▸ Exercise task A: Translate this sentence from the Lance connector documentation into German: "These key-value pairs are persisted to the Lance transaction file on disk."
▸ Exercise task B: Continue the Lance connector documentation from the point at which it stops.

▸ Given passage:
○ ○ ○ ○ ○

Lance
The volley-connector-lance crate provides a sink that writes Arrow
RecordBatches to a Lance columnar dataset with
exactly-once semantics. Lance is a modern columnar format optimized for ML,
vector search, and random-access workloads; it is the on-disk format behind
LanceDB and is written in Rust from the ground up.
Key Types
| Type | Description |
|---|---|
LanceSink | Sink that writes Arrow records to a Lance dataset |
LanceSinkConfig | Builder-style configuration (URI, pipeline id, file sizing, storage, recovery limit) |
LanceStorage | Enum configuring the object store backend (Local, S3, Gcs, Azure) |
LanceStreamExt | Umbrella extension trait adding DataStream::to_lance(config) |
Quick Start
Attach the sink to a pipeline via the LanceStreamExt trait re-exported
from volley_connectors:
#![allow(unused)]
fn main() {
use volley_connectors::blob_store::lance::{LanceStreamExt, LanceSinkConfig, LanceStorage};
use volley_core::prelude::*;
let config = LanceSinkConfig::new("s3://my-bucket/datasets/events")
.with_pipeline_id("events-v1")
.with_storage(LanceStorage::S3 {
region: "us-east-1".into(),
bucket: "my-bucket".into(),
endpoint: None,
access_key_id: None,
secret_access_key: None,
});
StreamExecutionEnvironment::new()
.from_kafka(kafka_cfg).await?
.filter_expr(col("status").eq(lit("active")))
.to_lance(config).await?
.execute("kafka-to-lance")
.await?;
}
Enable the umbrella feature in your Cargo.toml:
volley-connectors = { version = "0.8", features = ["lance-sink"] }
Or depend on the standalone crate directly:
volley-connector-lance = "0.8"
Configuration Reference
#![allow(unused)]
fn main() {
let config = LanceSinkConfig::new("s3://bucket/path")
.with_pipeline_id("my-pipeline") // default: "volley-default"
.with_storage(LanceStorage::Local) // default: Local
.with_max_rows_per_file(1_048_576) // default: 1_048_576
.with_max_rows_per_group(1024) // default: 1024
.with_max_bytes_per_file(90 * 1024 * 1024 * 1024) // default: 90 GB
.with_max_records_buffer(100_000) // default: 100_000
.with_recovery_history_limit(256); // default: 256
}
| Method | Default | Description |
|---|---|---|
with_pipeline_id() | "volley-default" | Stable identifier embedded in commit metadata. Used for idempotent recovery — use a unique value per pipeline writing to the same dataset |
with_storage() | LanceStorage::Local | Object store backend; see Storage Backends |
with_max_rows_per_file() | 1,048,576 | Maximum rows per Lance data file. Larger values produce fewer, bigger files |
with_max_rows_per_group() | 1,024 | Maximum rows per row group (columnar encoding unit) |
with_max_bytes_per_file() | 90 GB | Soft per-file size ceiling. Lance has a hard 100 GB limit on S3 |
with_max_records_buffer() | 100,000 | Soft in-memory row budget between checkpoints. Exceeding it logs a warning but does not force an untagged flush — all commits wait for the next checkpoint barrier so the epoch tag is always present |
with_recovery_history_limit() | 256 | Maximum number of historical Lance transactions scanned on startup to recover last_committed_epoch. Increase if you retain a long uncompacted history |
Exactly-Once Semantics
LanceSink uses a two-phase commit built on Lance’s native transaction
API:
- Stage. Buffered batches are materialized through
InsertBuilder::execute_uncommitted_stream, producing an uncommittedTransactionthat represents the staged data files without making them visible. - Tag. The sink sets the transaction’s
transaction_propertiesfield to{"volley.pipeline_id": id, "volley.epoch": N}before committing. These key-value pairs are persisted to the Lance transaction file on disk. - Commit.

○ ○ ○ ○ ○

▸ Data block:

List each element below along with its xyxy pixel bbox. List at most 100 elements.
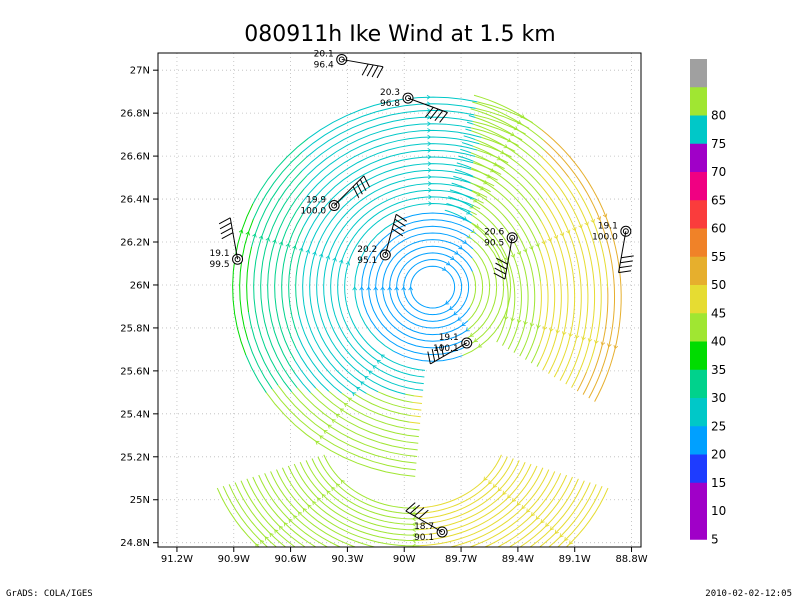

○ ○ ○ ○ ○

▸ Task output A: Diese Schlüssel-Wert-Paare werden in der Lance-Transaktionsdatei auf dem Datenträger persistiert.

▸ Task output B:
CommitBuilder::execute(transaction)atomically publishes the new dataset version.
On startup, LanceSink::new calls Dataset::get_transactions to fetch up
to recovery_history_limit recent transactions, scans each one for a
matching volley.pipeline_id, and takes the maximum volley.epoch as
last_committed_epoch. Any checkpoint barrier at or below that epoch is
dropped as a duplicate on the next restart.
Note: Lance 4.0’s
CommitBuilder::with_transaction_propertiesstores the map on the builder but does not forward it to the stagedTransactionduringexecute. To work around this, the sink writes the properties directly toTransaction.transaction_properties— which is a public field on the struct — before callingexecute. This is a tracked upstream issue; when Lance fixes it, the workaround can be replaced with the documented builder method.
Storage Backends
Lance delegates I/O to object_store under the hood, and LanceStorage
maps cleanly onto its configuration keys.
| Variant | URI | Credentials |
|---|---|---|
LanceStorage::Local | filesystem path or file://… | none |
LanceStorage::S3 { region, bucket, endpoint, access_key_id, secret_access_key } | s3://bucket/path | inline fields, or AWS_ACCESS_KEY_ID / AWS_SECRET_ACCESS_KEY env vars, or IAM instance role |
LanceStorage::Gcs { project_id, bucket, service_account_json } | gs://bucket/path | inline JSON, or GOOGLE_APPLICATION_CREDENTIALS |
LanceStorage::Azure { storage_account, container, access_key } | az://container/path | inline key, or AZURE_STORAGE_ACCOUNT_KEY / DefaultAzureCredential |
Setting endpoint = Some("http://…") on S3 also emits allow_http=true
so MinIO / localstack work without extra plumbing.
Limitations
- No Hive-style partitioning in v1. Lance uses fragments internally rather than filesystem-visible partitions, and the partition story is deferred.
- No schema evolution within a single
pipeline_id— the first batch’s schema is assumed to hold for every subsequent batch. - Single writer per (
dataset_uri,pipeline_id) — concurrent writers conflict on commit and return an error rather than silently serializing. - Recovery horizon is bounded by
recovery_history_limit. If a pipeline accumulates more uncompacted versions than the limit without a successful recovery, older commits may be invisible to the scan and epochs can be re-executed. Compact regularly or raise the limit.
Troubleshooting
Recovery does not pick up the last committed epoch
— Ensure the new sink uses the same pipeline_id as the writer, and
that recovery_history_limit covers the relevant version range. A
warn! log is emitted if a transaction’s volley.epoch property is
malformed.
Build fails with “Could not find protoc”
— Lance’s build scripts compile protobuf definitions at build time.
Install the protoc binary (apt-get install protobuf-compiler on
Debian/Ubuntu, brew install protobuf on macOS) before building.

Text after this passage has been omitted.